** Task description **
Transcribe all the entries word for word, omitting any pictures they contain.

╭─ Records to process

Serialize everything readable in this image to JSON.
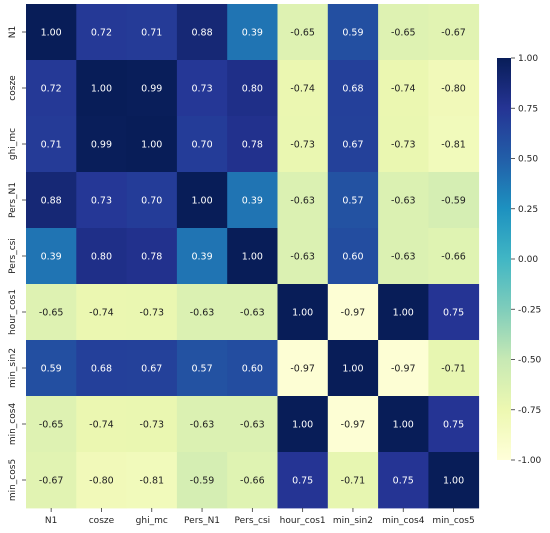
{
  "chart_data": {
    "type": "heatmap",
    "title": "",
    "xlabel": "",
    "ylabel": "",
    "x_labels": [
      "N1",
      "cosze",
      "ghi_mc",
      "Pers_N1",
      "Pers_csi",
      "hour_cos1",
      "min_sin2",
      "min_cos4",
      "min_cos5"
    ],
    "y_labels": [
      "N1",
      "cosze",
      "ghi_mc",
      "Pers_N1",
      "Pers_csi",
      "hour_cos1",
      "min_sin2",
      "min_cos4",
      "min_cos5"
    ],
    "values": [
      [
        1.0,
        0.72,
        0.71,
        0.88,
        0.39,
        -0.65,
        0.59,
        -0.65,
        -0.67
      ],
      [
        0.72,
        1.0,
        0.99,
        0.73,
        0.8,
        -0.74,
        0.68,
        -0.74,
        -0.8
      ],
      [
        0.71,
        0.99,
        1.0,
        0.7,
        0.78,
        -0.73,
        0.67,
        -0.73,
        -0.81
      ],
      [
        0.88,
        0.73,
        0.7,
        1.0,
        0.39,
        -0.63,
        0.57,
        -0.63,
        -0.59
      ],
      [
        0.39,
        0.8,
        0.78,
        0.39,
        1.0,
        -0.63,
        0.6,
        -0.63,
        -0.66
      ],
      [
        -0.65,
        -0.74,
        -0.73,
        -0.63,
        -0.63,
        1.0,
        -0.97,
        1.0,
        0.75
      ],
      [
        0.59,
        0.68,
        0.67,
        0.57,
        0.6,
        -0.97,
        1.0,
        -0.97,
        -0.71
      ],
      [
        -0.65,
        -0.74,
        -0.73,
        -0.63,
        -0.63,
        1.0,
        -0.97,
        1.0,
        0.75
      ],
      [
        -0.67,
        -0.8,
        -0.81,
        -0.59,
        -0.66,
        0.75,
        -0.71,
        0.75,
        1.0
      ]
    ],
    "value_labels": [
      [
        "1.00",
        "0.72",
        "0.71",
        "0.88",
        "0.39",
        "-0.65",
        "0.59",
        "-0.65",
        "-0.67"
      ],
      [
        "0.72",
        "1.00",
        "0.99",
        "0.73",
        "0.80",
        "-0.74",
        "0.68",
        "-0.74",
        "-0.80"
      ],
      [
        "0.71",
        "0.99",
        "1.00",
        "0.70",
        "0.78",
        "-0.73",
        "0.67",
        "-0.73",
        "-0.81"
      ],
      [
        "0.88",
        "0.73",
        "0.70",
        "1.00",
        "0.39",
        "-0.63",
        "0.57",
        "-0.63",
        "-0.59"
      ],
      [
        "0.39",
        "0.80",
        "0.78",
        "0.39",
        "1.00",
        "-0.63",
        "0.60",
        "-0.63",
        "-0.66"
      ],
      [
        "-0.65",
        "-0.74",
        "-0.73",
        "-0.63",
        "-0.63",
        "1.00",
        "-0.97",
        "1.00",
        "0.75"
      ],
      [
        "0.59",
        "0.68",
        "0.67",
        "0.57",
        "0.60",
        "-0.97",
        "1.00",
        "-0.97",
        "-0.71"
      ],
      [
        "-0.65",
        "-0.74",
        "-0.73",
        "-0.63",
        "-0.63",
        "1.00",
        "-0.97",
        "1.00",
        "0.75"
      ],
      [
        "-0.67",
        "-0.80",
        "-0.81",
        "-0.59",
        "-0.66",
        "0.75",
        "-0.71",
        "0.75",
        "1.00"
      ]
    ],
    "color_range": [
      -1.0,
      1.0
    ],
    "colorbar": {
      "ticks": [
        1.0,
        0.75,
        0.5,
        0.25,
        0.0,
        -0.25,
        -0.5,
        -0.75,
        -1.0
      ],
      "tick_labels": [
        "1.00",
        "0.75",
        "0.50",
        "0.25",
        "0.00",
        "-0.25",
        "-0.50",
        "-0.75",
        "-1.00"
      ],
      "position": "right"
    },
    "colormap": [
      "#ffffd9",
      "#edf8b1",
      "#c7e9b4",
      "#7fcdbb",
      "#41b6c4",
      "#1d91c0",
      "#225ea8",
      "#253494",
      "#081d58"
    ],
    "grid": false
  }
}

╰─

** Exercise result **
Serialize everything readable in this image to JSON.
{
  "chart_data": {
    "type": "heatmap",
    "title": "",
    "xlabel": "",
    "ylabel": "",
    "x_labels": [
      "N1",
      "cosze",
      "ghi_mc",
      "Pers_N1",
      "Pers_csi",
      "hour_cos1",
      "min_sin2",
      "min_cos4",
      "min_cos5"
    ],
    "y_labels": [
      "N1",
      "cosze",
      "ghi_mc",
      "Pers_N1",
      "Pers_csi",
      "hour_cos1",
      "min_sin2",
      "min_cos4",
      "min_cos5"
    ],
    "values": [
      [
        1.0,
        0.72,
        0.71,
        0.88,
        0.39,
        -0.65,
        0.59,
        -0.65,
        -0.67
      ],
      [
        0.72,
        1.0,
        0.99,
        0.73,
        0.8,
        -0.74,
        0.68,
        -0.74,
        -0.8
      ],
      [
        0.71,
        0.99,
        1.0,
        0.7,
        0.78,
        -0.73,
        0.67,
        -0.73,
        -0.81
      ],
      [
        0.88,
        0.73,
        0.7,
        1.0,
        0.39,
        -0.63,
        0.57,
        -0.63,
        -0.59
      ],
      [
        0.39,
        0.8,
        0.78,
        0.39,
        1.0,
        -0.63,
        0.6,
        -0.63,
        -0.66
      ],
      [
        -0.65,
        -0.74,
        -0.73,
        -0.63,
        -0.63,
        1.0,
        -0.97,
        1.0,
        0.75
      ],
      [
        0.59,
        0.68,
        0.67,
        0.57,
        0.6,
        -0.97,
        1.0,
        -0.97,
        -0.71
      ],
      [
        -0.65,
        -0.74,
        -0.73,
        -0.63,
        -0.63,
        1.0,
        -0.97,
        1.0,
        0.75
      ],
      [
        -0.67,
        -0.8,
        -0.81,
        -0.59,
        -0.66,
        0.75,
        -0.71,
        0.75,
        1.0
      ]
    ],
    "value_labels": [
      [
        "1.00",
        "0.72",
        "0.71",
        "0.88",
        "0.39",
        "-0.65",
        "0.59",
        "-0.65",
        "-0.67"
      ],
      [
        "0.72",
        "1.00",
        "0.99",
        "0.73",
        "0.80",
        "-0.74",
        "0.68",
        "-0.74",
        "-0.80"
      ],
      [
        "0.71",
        "0.99",
        "1.00",
        "0.70",
        "0.78",
        "-0.73",
        "0.67",
        "-0.73",
        "-0.81"
      ],
      [
        "0.88",
        "0.73",
        "0.70",
        "1.00",
        "0.39",
        "-0.63",
        "0.57",
        "-0.63",
        "-0.59"
      ],
      [
        "0.39",
        "0.80",
        "0.78",
        "0.39",
        "1.00",
        "-0.63",
        "0.60",
        "-0.63",
        "-0.66"
      ],
      [
        "-0.65",
        "-0.74",
        "-0.73",
        "-0.63",
        "-0.63",
        "1.00",
        "-0.97",
        "1.00",
        "0.75"
      ],
      [
        "0.59",
        "0.68",
        "0.67",
        "0.57",
        "0.60",
        "-0.97",
        "1.00",
        "-0.97",
        "-0.71"
      ],
      [
        "-0.65",
        "-0.74",
        "-0.73",
        "-0.63",
        "-0.63",
        "1.00",
        "-0.97",
        "1.00",
        "0.75"
      ],
      [
        "-0.67",
        "-0.80",
        "-0.81",
        "-0.59",
        "-0.66",
        "0.75",
        "-0.71",
        "0.75",
        "1.00"
      ]
    ],
    "color_range": [
      -1.0,
      1.0
    ],
    "colorbar": {
      "ticks": [
        1.0,
        0.75,
        0.5,
        0.25,
        0.0,
        -0.25,
        -0.5,
        -0.75,
        -1.0
      ],
      "tick_labels": [
        "1.00",
        "0.75",
        "0.50",
        "0.25",
        "0.00",
        "-0.25",
        "-0.50",
        "-0.75",
        "-1.00"
      ],
      "position": "right"
    },
    "colormap": [
      "#ffffd9",
      "#edf8b1",
      "#c7e9b4",
      "#7fcdbb",
      "#41b6c4",
      "#1d91c0",
      "#225ea8",
      "#253494",
      "#081d58"
    ],
    "grid": false
  }
}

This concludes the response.